Task details: Copy everything in the data below exactly except the pictures.

Available records start

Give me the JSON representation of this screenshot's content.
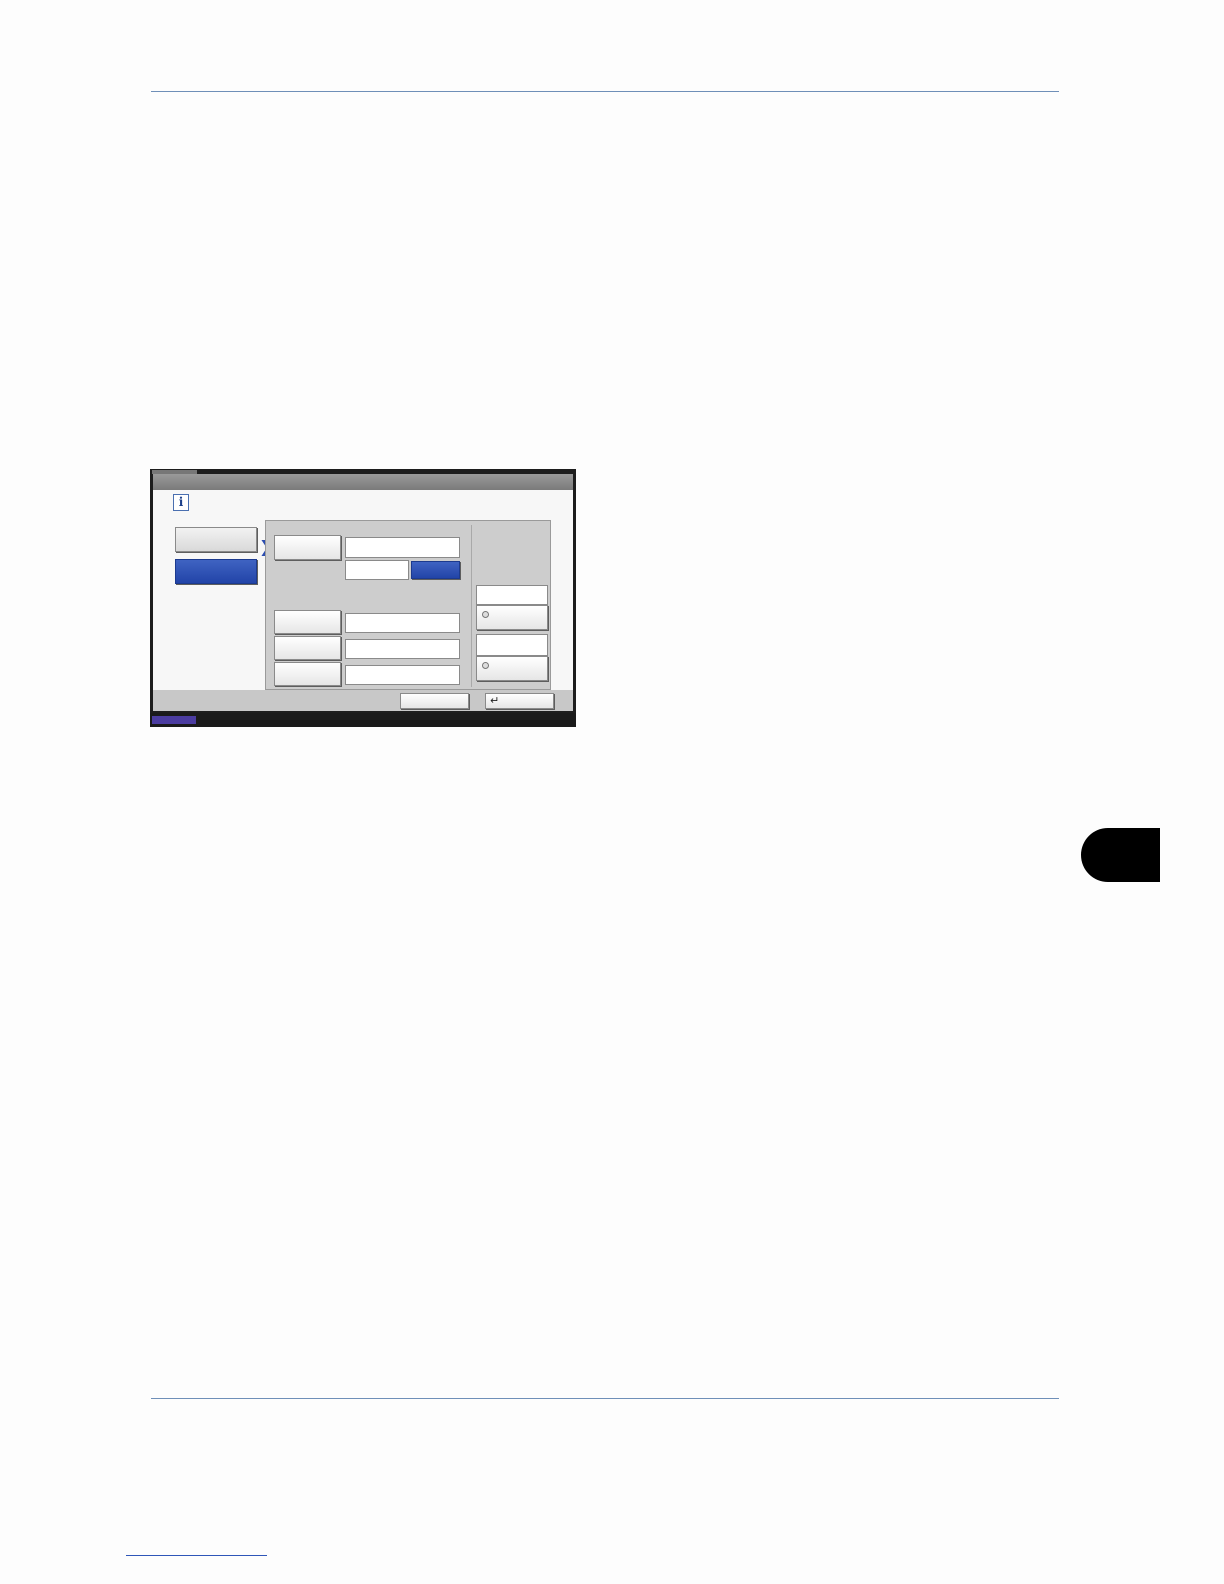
{
  "page": {
    "chapter_tab_color": "#000000",
    "rule_color": "#6f8fb8",
    "link_underline_color": "#2f56b8"
  },
  "screen": {
    "info_icon_glyph": "i",
    "chevron_glyph": "❯",
    "enter_glyph": "↵",
    "accent_color": "#2c4db0",
    "status_indicator_color": "#4b3ca0"
  }
}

Available records end

Response to this task:
Give me the JSON representation of this screenshot's content.
{
  "page": {
    "chapter_tab_color": "#000000",
    "rule_color": "#6f8fb8",
    "link_underline_color": "#2f56b8"
  },
  "screen": {
    "info_icon_glyph": "i",
    "chevron_glyph": "❯",
    "enter_glyph": "↵",
    "accent_color": "#2c4db0",
    "status_indicator_color": "#4b3ca0"
  }
}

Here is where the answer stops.